#### ITEMS

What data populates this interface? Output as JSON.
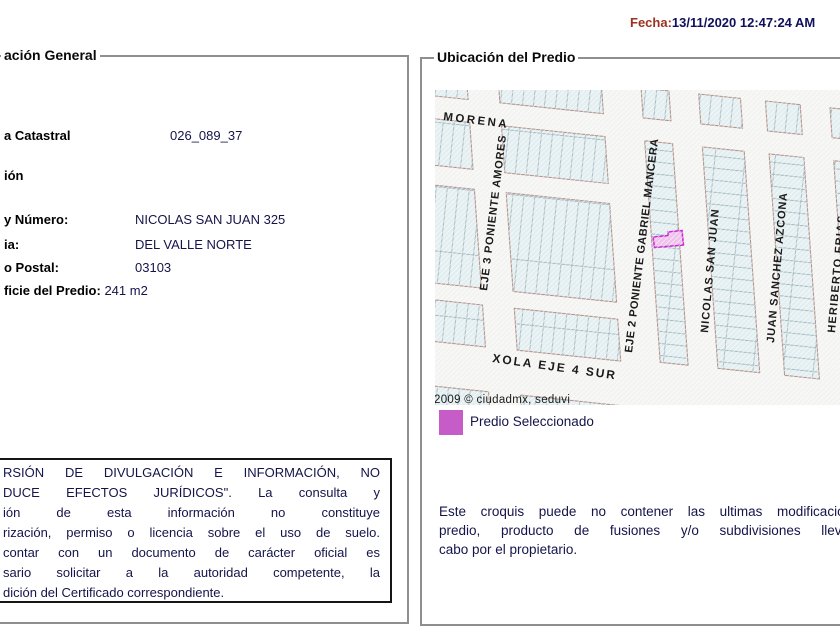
{
  "header": {
    "date_label": "Fecha:",
    "date_value": "13/11/2020 12:47:24 AM"
  },
  "general": {
    "legend": "ación General",
    "fields": {
      "cuenta_label": "a Catastral",
      "cuenta_value": "026_089_37",
      "direccion_label": "ión",
      "calle_label": "y Número:",
      "calle_value": "NICOLAS SAN JUAN 325",
      "colonia_label": "ia:",
      "colonia_value": "DEL VALLE NORTE",
      "cp_label": "o Postal:",
      "cp_value": "03103",
      "superficie_label": "ficie del Predio:",
      "superficie_value": "241 m2"
    },
    "disclaimer_lines": [
      "RSIÓN DE DIVULGACIÓN E INFORMACIÓN, NO",
      "DUCE EFECTOS JURÍDICOS\". La consulta y",
      "ión de esta información no constituye",
      "rización, permiso o licencia sobre el uso de suelo.",
      "contar con un documento de carácter oficial es",
      "sario solicitar a la autoridad competente, la",
      "dición del Certificado correspondiente."
    ]
  },
  "ubicacion": {
    "legend": "Ubicación del Predio",
    "map": {
      "attribution": "2009 © ciudadmx, seduvi",
      "street_labels": [
        {
          "name": "MORENA",
          "x": 8,
          "y": 30,
          "rotate": 7,
          "fs": 11.5,
          "ls": 2.5
        },
        {
          "name": "EJE 3 PONIENTE AMORES",
          "x": 52,
          "y": 201,
          "rotate": -83,
          "fs": 11,
          "ls": 0.8
        },
        {
          "name": "EJE 2 PONIENTE GABRIEL MANCERA",
          "x": 197,
          "y": 263,
          "rotate": -83,
          "fs": 11,
          "ls": 0.5
        },
        {
          "name": "NICOLAS SAN JUAN",
          "x": 273,
          "y": 243,
          "rotate": -85,
          "fs": 11,
          "ls": 1
        },
        {
          "name": "JUAN SANCHEZ AZCONA",
          "x": 339,
          "y": 253,
          "rotate": -85,
          "fs": 11,
          "ls": 0.8
        },
        {
          "name": "HERIBERTO FRIAS",
          "x": 400,
          "y": 243,
          "rotate": -85,
          "fs": 11,
          "ls": 1.2
        },
        {
          "name": "XOLA EJE 4 SUR",
          "x": 57,
          "y": 272,
          "rotate": 8,
          "fs": 12,
          "ls": 2
        }
      ],
      "colors": {
        "map_bg": "#f3f4f1",
        "block_fill": "#e3eef0",
        "block_stroke": "#b5958e",
        "parcel_line": "#a6bcc3",
        "hatch": "#ffffff",
        "label_color": "#1b1b1b",
        "selected_fill": "#efc2ec",
        "selected_stroke": "#cb2ed2"
      }
    },
    "map_legend": {
      "label": "Predio Seleccionado",
      "swatch_color": "#c55cc8"
    },
    "note_lines": [
      "Este croquis puede no contener las ultimas modificaciones del",
      "predio, producto de fusiones y/o subdivisiones llevadas a",
      "cabo por el propietario."
    ]
  }
}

########

Set every line down exactly as written, leaving each picture out.

OUTPUT OF THE TASK
What data populates this interface? Output as JSON.
{
  "header": {
    "date_label": "Fecha:",
    "date_value": "13/11/2020 12:47:24 AM"
  },
  "general": {
    "legend": "ación General",
    "fields": {
      "cuenta_label": "a Catastral",
      "cuenta_value": "026_089_37",
      "direccion_label": "ión",
      "calle_label": "y Número:",
      "calle_value": "NICOLAS SAN JUAN 325",
      "colonia_label": "ia:",
      "colonia_value": "DEL VALLE NORTE",
      "cp_label": "o Postal:",
      "cp_value": "03103",
      "superficie_label": "ficie del Predio:",
      "superficie_value": "241 m2"
    },
    "disclaimer_lines": [
      "RSIÓN DE DIVULGACIÓN E INFORMACIÓN, NO",
      "DUCE EFECTOS JURÍDICOS\". La consulta y",
      "ión de esta información no constituye",
      "rización, permiso o licencia sobre el uso de suelo.",
      "contar con un documento de carácter oficial es",
      "sario solicitar a la autoridad competente, la",
      "dición del Certificado correspondiente."
    ]
  },
  "ubicacion": {
    "legend": "Ubicación del Predio",
    "map": {
      "attribution": "2009 © ciudadmx, seduvi",
      "street_labels": [
        {
          "name": "MORENA",
          "x": 8,
          "y": 30,
          "rotate": 7,
          "fs": 11.5,
          "ls": 2.5
        },
        {
          "name": "EJE 3 PONIENTE AMORES",
          "x": 52,
          "y": 201,
          "rotate": -83,
          "fs": 11,
          "ls": 0.8
        },
        {
          "name": "EJE 2 PONIENTE GABRIEL MANCERA",
          "x": 197,
          "y": 263,
          "rotate": -83,
          "fs": 11,
          "ls": 0.5
        },
        {
          "name": "NICOLAS SAN JUAN",
          "x": 273,
          "y": 243,
          "rotate": -85,
          "fs": 11,
          "ls": 1
        },
        {
          "name": "JUAN SANCHEZ AZCONA",
          "x": 339,
          "y": 253,
          "rotate": -85,
          "fs": 11,
          "ls": 0.8
        },
        {
          "name": "HERIBERTO FRIAS",
          "x": 400,
          "y": 243,
          "rotate": -85,
          "fs": 11,
          "ls": 1.2
        },
        {
          "name": "XOLA EJE 4 SUR",
          "x": 57,
          "y": 272,
          "rotate": 8,
          "fs": 12,
          "ls": 2
        }
      ],
      "colors": {
        "map_bg": "#f3f4f1",
        "block_fill": "#e3eef0",
        "block_stroke": "#b5958e",
        "parcel_line": "#a6bcc3",
        "hatch": "#ffffff",
        "label_color": "#1b1b1b",
        "selected_fill": "#efc2ec",
        "selected_stroke": "#cb2ed2"
      }
    },
    "map_legend": {
      "label": "Predio Seleccionado",
      "swatch_color": "#c55cc8"
    },
    "note_lines": [
      "Este croquis puede no contener las ultimas modificaciones del",
      "predio, producto de fusiones y/o subdivisiones llevadas a",
      "cabo por el propietario."
    ]
  }
}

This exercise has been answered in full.